▸ DO THIS
Return a copy of every line in the records that includes the word "with".

▸ DATASET
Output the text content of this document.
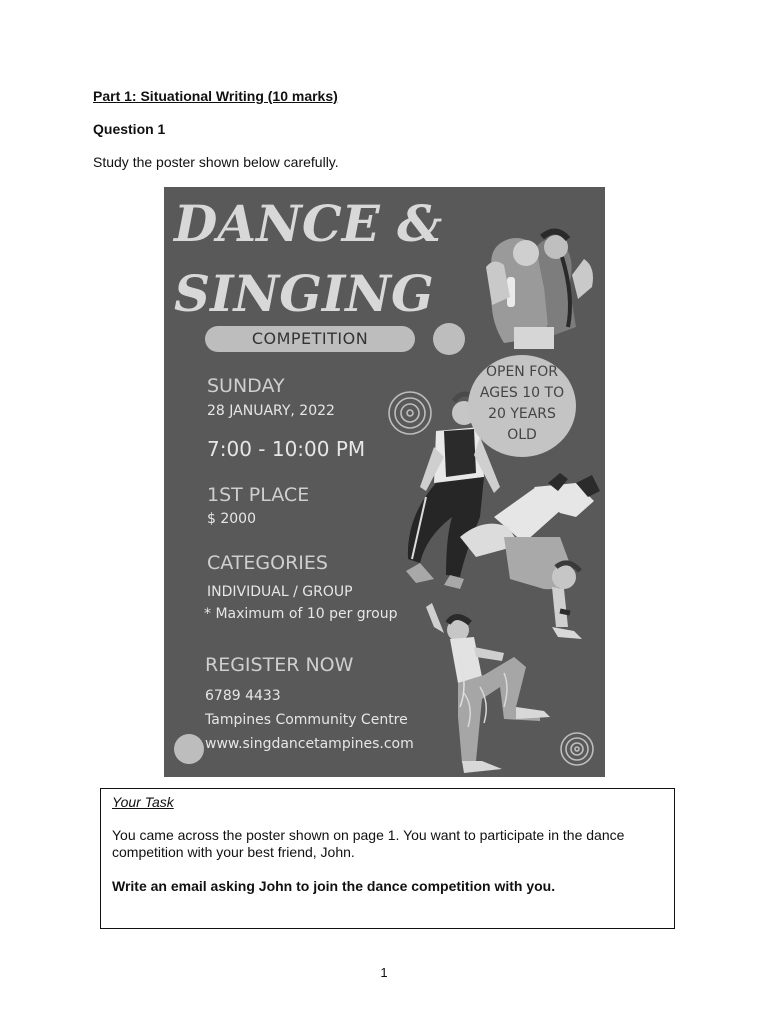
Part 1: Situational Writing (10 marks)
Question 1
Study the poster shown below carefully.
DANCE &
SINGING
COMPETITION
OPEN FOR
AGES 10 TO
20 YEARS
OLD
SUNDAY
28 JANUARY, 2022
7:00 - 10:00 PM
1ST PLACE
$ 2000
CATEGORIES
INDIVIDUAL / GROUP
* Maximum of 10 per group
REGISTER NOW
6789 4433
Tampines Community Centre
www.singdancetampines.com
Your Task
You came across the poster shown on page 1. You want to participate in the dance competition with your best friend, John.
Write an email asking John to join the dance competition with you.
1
---
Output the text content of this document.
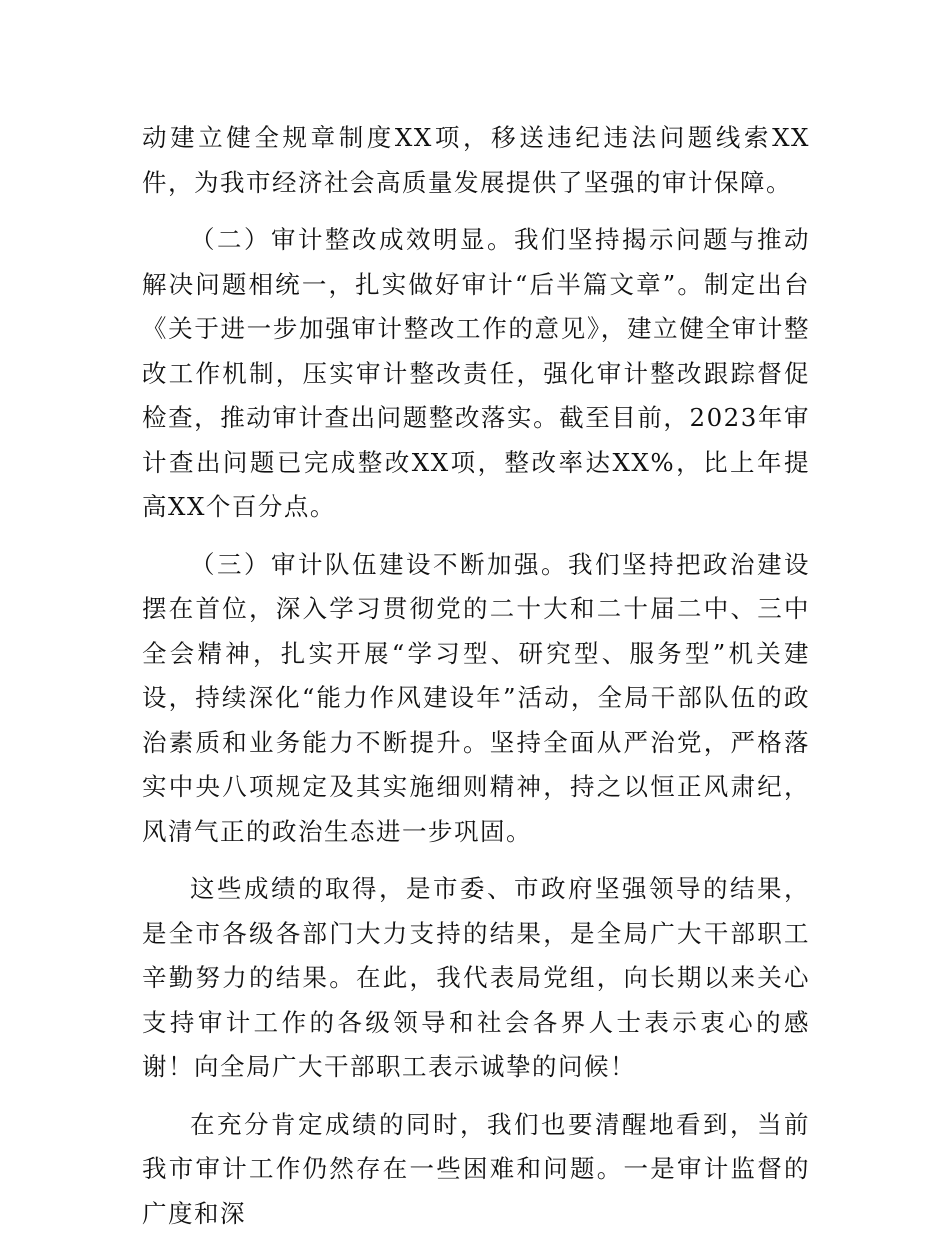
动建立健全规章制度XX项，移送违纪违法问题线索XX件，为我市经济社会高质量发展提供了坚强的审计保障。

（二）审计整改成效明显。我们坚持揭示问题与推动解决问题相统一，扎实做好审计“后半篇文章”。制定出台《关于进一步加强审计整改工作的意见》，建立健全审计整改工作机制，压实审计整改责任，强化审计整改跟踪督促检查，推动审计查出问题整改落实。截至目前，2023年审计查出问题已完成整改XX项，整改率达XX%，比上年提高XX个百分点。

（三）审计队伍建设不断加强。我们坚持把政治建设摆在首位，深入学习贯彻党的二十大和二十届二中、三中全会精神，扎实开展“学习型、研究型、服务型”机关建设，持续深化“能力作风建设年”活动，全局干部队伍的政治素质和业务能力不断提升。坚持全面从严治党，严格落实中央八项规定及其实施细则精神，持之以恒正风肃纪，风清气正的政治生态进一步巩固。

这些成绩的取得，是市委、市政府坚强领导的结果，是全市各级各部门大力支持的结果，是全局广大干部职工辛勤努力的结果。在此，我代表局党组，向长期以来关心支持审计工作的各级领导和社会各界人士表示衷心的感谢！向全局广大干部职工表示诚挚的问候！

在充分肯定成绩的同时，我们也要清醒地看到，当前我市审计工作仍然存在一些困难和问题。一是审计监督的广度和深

▸ RESPONSE
You came across the poster shown on page 1. You want to participate in the dance competition with your best friend, John.
Write an email asking John to join the dance competition with you.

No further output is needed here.